#### [必答任務]
1. 根據這篇談論「往下笨」的文章,傳媒與政客為何需要往下笨?請依文中所述說明。
2. 請依這篇談論「往下笨」的文章,判斷下列敘述是否與原文相符,逐項回答「是」或「否」,並引用原文中起決定作用的字句:(a) 對文化民粹主義的攻擊最早來自左翼思想家;(b) 霍加特於1995年出版《如今的生活》;(c) 威廉斯提出的建議如今已經實現。

很笨,更笨,極笨,還是得“往下笨”(3 / 3)

當然這個測定很受爭議,因為“文學知識”現在是奢侈,對各種20世紀新式文化產品,例如影視傳媒,大部分學生現在頭頭是道,為當代教育方式辯護的人,認為不過是知識麵不同而已。

這就牽涉到“文化”的定義。往下笨問題多年爭論不清,關鍵就在這裏。但是對此種“文化民粹主義”的人,幾乎來自各個社會傾向。“往下笨”當然是貶詞,有人更刻毒,說“文化產業”已經把群眾變為“廣眾”(admass,盲目跟廣告走的大眾),“民主”則變成“笨主”(Dumbocracy)。辯護者稱之為“當代文化”,“多元文化”,“反精英文化”,時髦稱呼是“後現代文化”。

攻擊文化民粹主義的,最早來自“右翼保守派”。尼采在19世紀(100分的世紀)已經開罵,說“群盲嘔出膽汁,稱之為報紙”;20世紀上半期分數不低,李維斯就聲稱電影報紙通俗小說,“都隻提供最低級的滿足”,完全違反阿諾德對文化的定義——“世界上說出來想出來的最好的東西”;最近耶魯的布魯姆(Harold Bloom)則指出瞧不起知識分子成了當代時髦病,他要求重建“經典”概念;英國保守黨的思想庫則提出:“英國根本不是多種族社會,也不需要多元文化,提倡這些東西是曆史性的胡說八道”;而歐洲國家,以法國為首,憤怒指責美國是往下笨的罪魁禍首,迪斯尼,麥當勞,好萊塢,成為美國文化入侵的尖兵。

但是近20年來,對文化民粹主義抨擊最力的,卻是左翼思想家。自從馬克思主義出現了詹明信所說的“文化轉折”,當代批判思想的重點對象,就是消費文化。早在1957年,研究英國工人階級的霍加特(Richard Hoggart),就在《讀寫何為?》(The Uses Of Literacy)一書中指出強加給粗識文墨者的文化產品,惡俗不堪,而且塞滿資產階級道德。1995年他又出版《如今的生活》(The Way We Live Now),對40年俗文化洶湧,痛心疾首。法蘭克福學派的阿多諾(Theodor Adorno)指責現代傳媒“把啟蒙的可能,變成野蠻化的可能”,不僅敗壞趣味,更是癡鈍感覺,為集權主義鋪路。商業藝術看上去是供顧客選用的商品,實際上是操縱顧客的技術。英國最重要的馬克思主義者威廉斯,早在1961年的《文化與社會》中就提出必須讓大眾文化擺脫商業控製,他的批判至今尖刻,他的建議也至今沒有實現可能。

既然左翼右翼都批判文化民粹主義,為什麼當代文化還是排山倒海毫無阻擋地往下笨?

很簡單,兩個更有力量的“體製化機構”,就是需要往下笨:傳媒與政客。這兩者都依靠數量化,靠選票與鈔票的數字,所以兩者日益靠攏。意大利總理貝魯斯可尼傳媒大王當政客,克林頓政客下台做傳媒,此種人越來越多。

空間版面資料

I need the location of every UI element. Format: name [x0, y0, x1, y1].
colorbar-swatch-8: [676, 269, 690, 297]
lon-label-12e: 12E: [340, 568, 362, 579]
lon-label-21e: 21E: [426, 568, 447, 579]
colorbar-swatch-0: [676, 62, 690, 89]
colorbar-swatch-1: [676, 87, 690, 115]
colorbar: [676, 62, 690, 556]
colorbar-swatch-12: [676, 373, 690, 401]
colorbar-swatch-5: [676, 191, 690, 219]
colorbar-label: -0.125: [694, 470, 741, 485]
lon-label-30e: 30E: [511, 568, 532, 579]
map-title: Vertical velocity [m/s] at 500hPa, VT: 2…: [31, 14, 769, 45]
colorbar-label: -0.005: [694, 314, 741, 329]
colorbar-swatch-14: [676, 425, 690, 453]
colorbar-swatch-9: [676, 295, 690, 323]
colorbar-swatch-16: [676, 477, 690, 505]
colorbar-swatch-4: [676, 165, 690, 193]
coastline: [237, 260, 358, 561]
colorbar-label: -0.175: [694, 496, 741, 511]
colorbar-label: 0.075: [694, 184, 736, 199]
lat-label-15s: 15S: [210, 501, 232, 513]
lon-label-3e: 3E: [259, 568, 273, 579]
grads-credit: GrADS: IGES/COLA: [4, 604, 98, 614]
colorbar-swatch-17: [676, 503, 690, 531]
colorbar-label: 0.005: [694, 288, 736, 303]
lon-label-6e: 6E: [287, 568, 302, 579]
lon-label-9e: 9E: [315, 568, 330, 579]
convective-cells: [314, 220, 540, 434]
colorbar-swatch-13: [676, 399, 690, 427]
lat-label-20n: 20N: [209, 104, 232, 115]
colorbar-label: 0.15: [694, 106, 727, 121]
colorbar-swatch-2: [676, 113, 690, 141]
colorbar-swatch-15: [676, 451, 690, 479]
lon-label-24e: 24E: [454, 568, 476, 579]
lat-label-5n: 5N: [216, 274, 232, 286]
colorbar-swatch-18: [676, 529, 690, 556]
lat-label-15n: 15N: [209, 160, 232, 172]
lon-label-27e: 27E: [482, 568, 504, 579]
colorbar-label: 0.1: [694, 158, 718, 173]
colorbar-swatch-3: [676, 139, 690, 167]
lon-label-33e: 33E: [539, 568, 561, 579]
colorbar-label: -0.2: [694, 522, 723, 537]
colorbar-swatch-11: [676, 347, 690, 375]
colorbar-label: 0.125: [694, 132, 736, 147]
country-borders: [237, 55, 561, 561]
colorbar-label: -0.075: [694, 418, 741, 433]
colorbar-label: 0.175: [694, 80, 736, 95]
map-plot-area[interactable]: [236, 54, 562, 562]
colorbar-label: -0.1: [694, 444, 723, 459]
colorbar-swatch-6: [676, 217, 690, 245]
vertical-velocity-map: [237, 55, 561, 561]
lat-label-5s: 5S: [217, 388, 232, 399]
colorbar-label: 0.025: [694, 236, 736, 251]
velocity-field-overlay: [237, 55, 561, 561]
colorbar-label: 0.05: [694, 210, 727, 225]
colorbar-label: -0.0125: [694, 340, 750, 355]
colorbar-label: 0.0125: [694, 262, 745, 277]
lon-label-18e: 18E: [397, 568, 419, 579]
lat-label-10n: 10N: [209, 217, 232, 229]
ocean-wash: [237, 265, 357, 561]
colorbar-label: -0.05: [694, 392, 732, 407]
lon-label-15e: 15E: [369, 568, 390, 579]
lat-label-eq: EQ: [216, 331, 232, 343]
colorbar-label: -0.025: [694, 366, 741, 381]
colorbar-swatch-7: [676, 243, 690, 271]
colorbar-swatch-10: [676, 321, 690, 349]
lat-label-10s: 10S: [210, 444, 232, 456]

#### [任務解答]
1. 傳媒與政客兩者都依靠數量化,仰賴選票與鈔票的數字,因此都需要往下笨,兩者也因此日益靠攏。

2.
(a) 否。原文:「攻擊文化民粹主義的,最早來自“右翼保守派”。」
(b) 是。原文:「1995年他又出版《如今的生活》(The Way We Live Now)」
(c) 否。原文:「他的建議也至今沒有實現可能」